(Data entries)
# # # #

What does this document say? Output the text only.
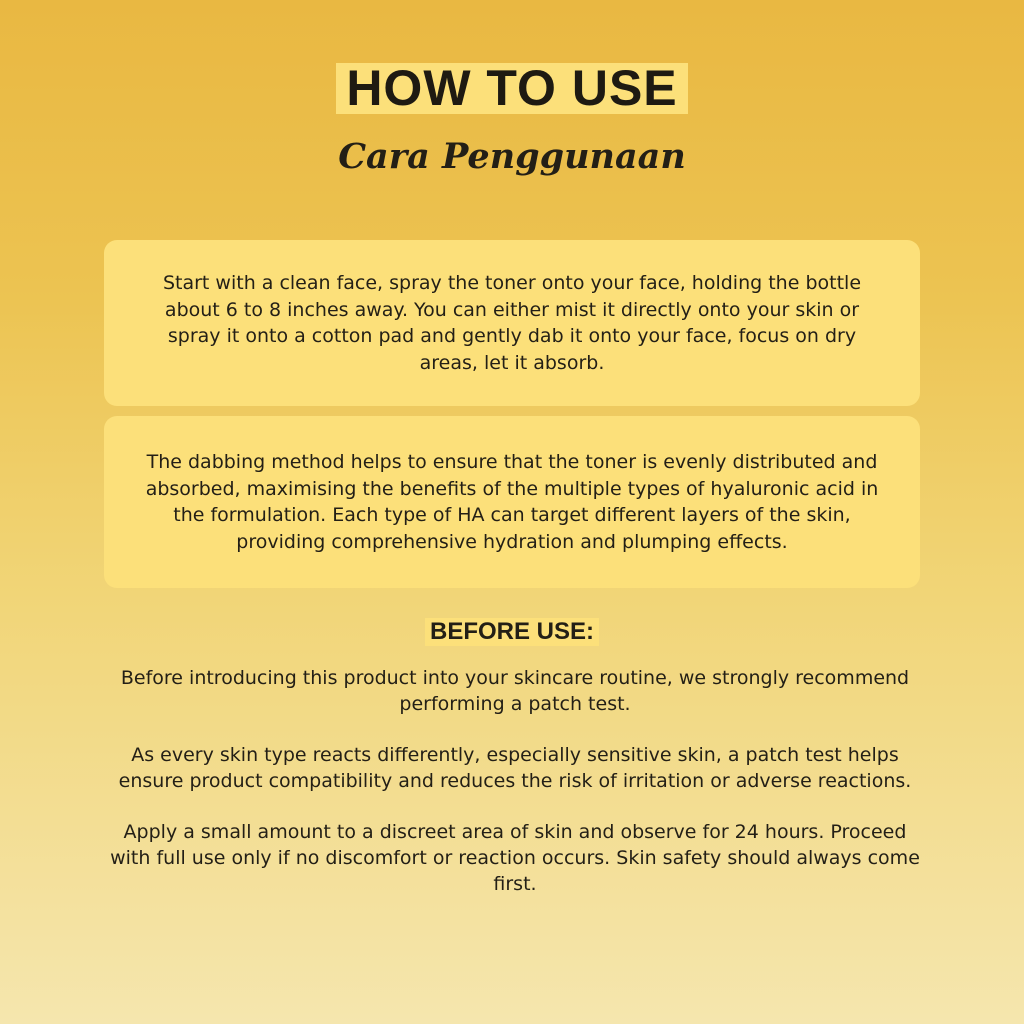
HOW TO USE
Cara Penggunaan
Start with a clean face, spray the toner onto your face, holding the bottle about 6 to 8 inches away. You can either mist it directly onto your skin or spray it onto a cotton pad and gently dab it onto your face, focus on dry areas, let it absorb.
The dabbing method helps to ensure that the toner is evenly distributed and absorbed, maximising the benefits of the multiple types of hyaluronic acid in the formulation. Each type of HA can target different layers of the skin, providing comprehensive hydration and plumping effects.
BEFORE USE:
Before introducing this product into your skincare routine, we strongly recommend performing a patch test.
As every skin type reacts differently, especially sensitive skin, a patch test helps ensure product compatibility and reduces the risk of irritation or adverse reactions.
Apply a small amount to a discreet area of skin and observe for 24 hours. Proceed with full use only if no discomfort or reaction occurs. Skin safety should always come first.
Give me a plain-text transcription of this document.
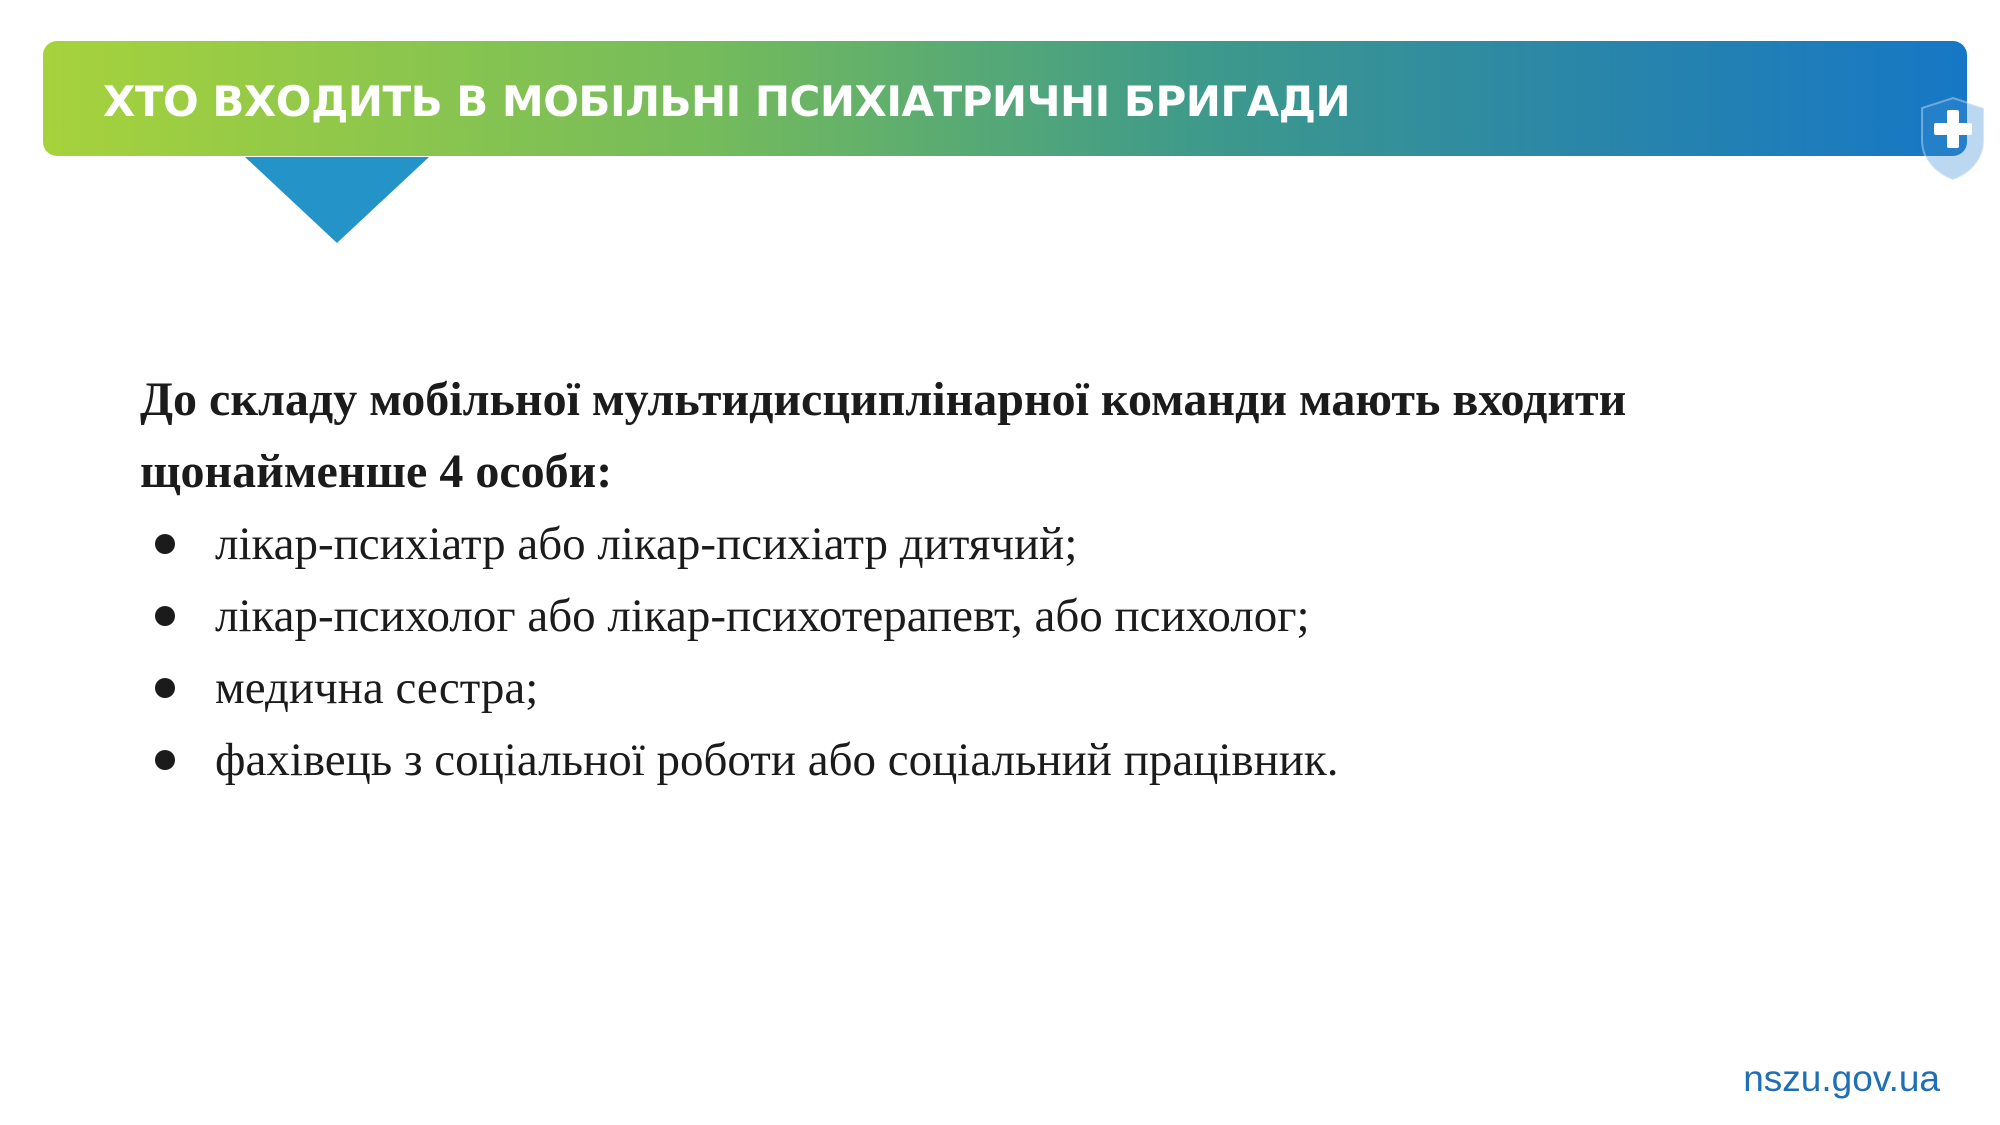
ХТО ВХОДИТЬ В МОБІЛЬНІ ПСИХІАТРИЧНІ БРИГАДИ

До складу мобільної мультидисциплінарної команди мають входити
щонайменше 4 особи:

лікар-психіатр або лікар-психіатр дитячий;
лікар-психолог або лікар-психотерапевт, або психолог;
медична сестра;
фахівець з соціальної роботи або соціальний працівник.
nszu.gov.ua
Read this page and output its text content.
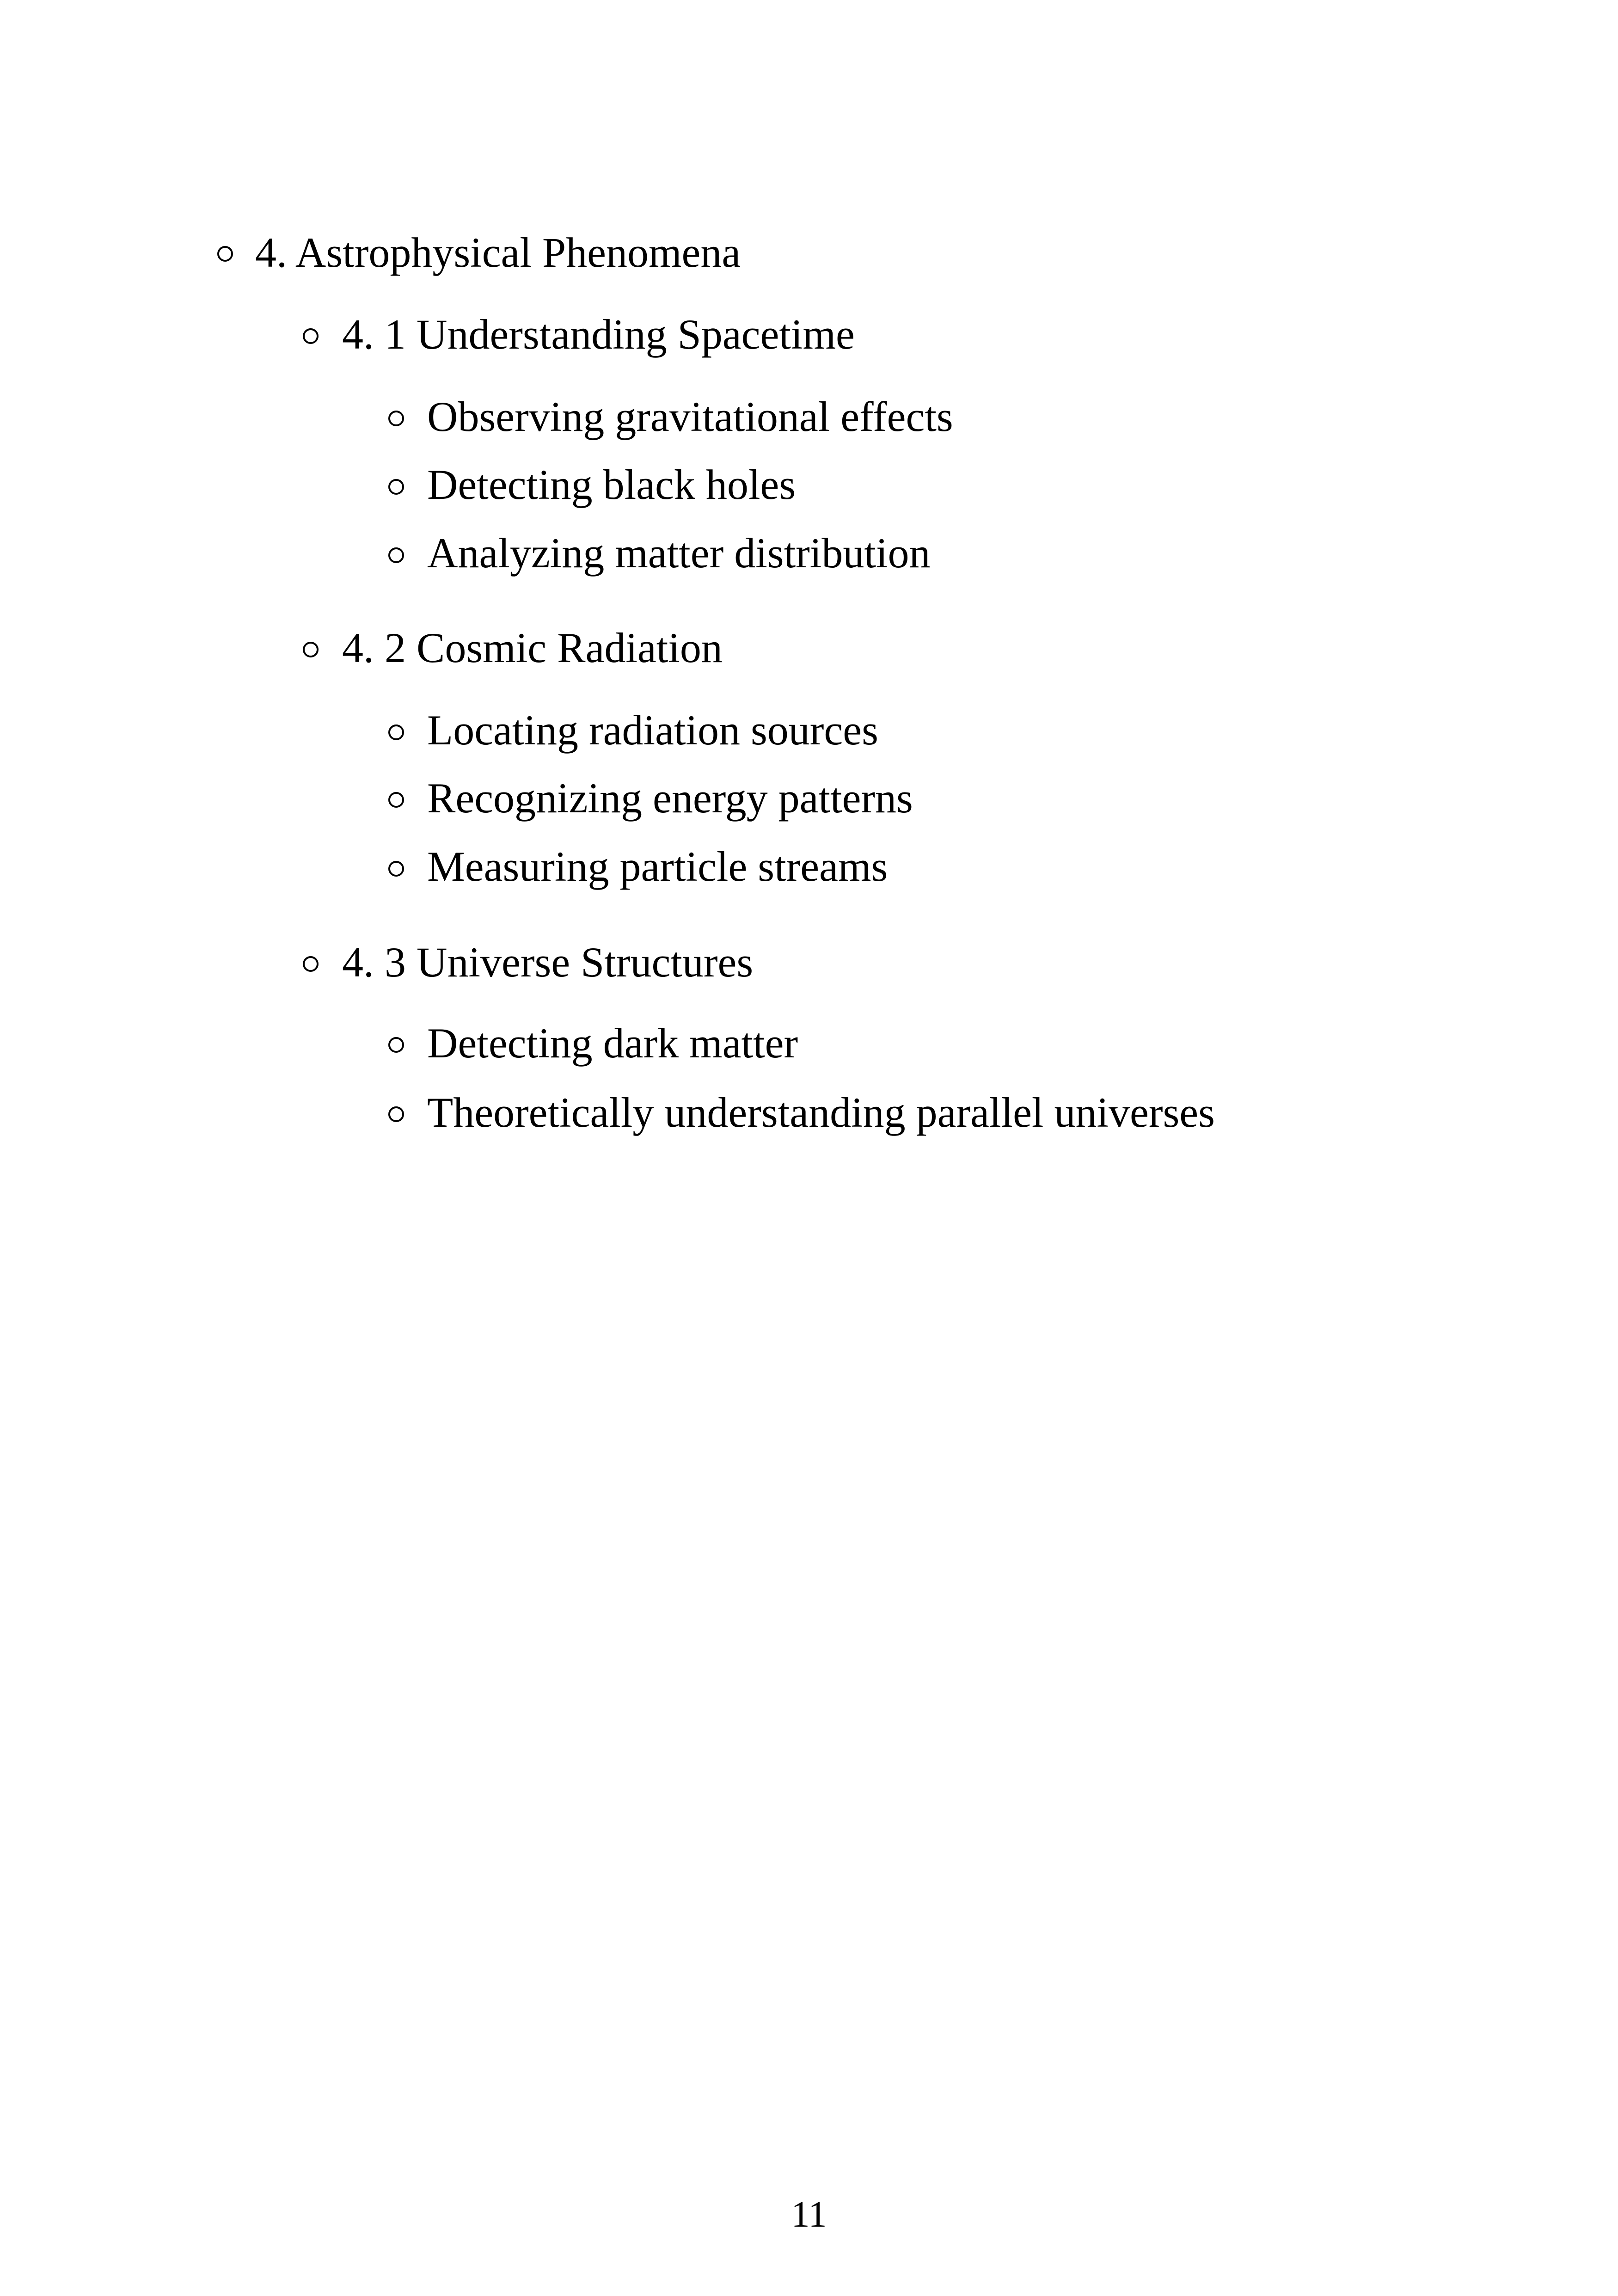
4. Astrophysical Phenomena
4. 1 Understanding Spacetime
Observing gravitational effects
Detecting black holes
Analyzing matter distribution
4. 2 Cosmic Radiation
Locating radiation sources
Recognizing energy patterns
Measuring particle streams
4. 3 Universe Structures
Detecting dark matter
Theoretically understanding parallel universes
11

# # # #

_Your instructions_: All records above are to be printed exactly, minus the pictures they contain.

_Result of the exercise_:
What does this document say? Output the text only.
HOW TO USE
Cara Penggunaan
Start with a clean face, spray the toner onto your face, holding the bottle about 6 to 8 inches away. You can either mist it directly onto your skin or spray it onto a cotton pad and gently dab it onto your face, focus on dry areas, let it absorb.
The dabbing method helps to ensure that the toner is evenly distributed and absorbed, maximising the benefits of the multiple types of hyaluronic acid in the formulation. Each type of HA can target different layers of the skin, providing comprehensive hydration and plumping effects.
BEFORE USE:
Before introducing this product into your skincare routine, we strongly recommend performing a patch test.
As every skin type reacts differently, especially sensitive skin, a patch test helps ensure product compatibility and reduces the risk of irritation or adverse reactions.
Apply a small amount to a discreet area of skin and observe for 24 hours. Proceed with full use only if no discomfort or reaction occurs. Skin safety should always come first.
Give me a plain-text transcription of this document.
ХТО ВХОДИТЬ В МОБІЛЬНІ ПСИХІАТРИЧНІ БРИГАДИ

До складу мобільної мультидисциплінарної команди мають входити
щонайменше 4 особи:

лікар-психіатр або лікар-психіатр дитячий;
лікар-психолог або лікар-психотерапевт, або психолог;
медична сестра;
фахівець з соціальної роботи або соціальний працівник.
nszu.gov.ua
Read this page and output its text content.
4. Astrophysical Phenomena
4. 1 Understanding Spacetime
Observing gravitational effects
Detecting black holes
Analyzing matter distribution
4. 2 Cosmic Radiation
Locating radiation sources
Recognizing energy patterns
Measuring particle streams
4. 3 Universe Structures
Detecting dark matter
Theoretically understanding parallel universes
11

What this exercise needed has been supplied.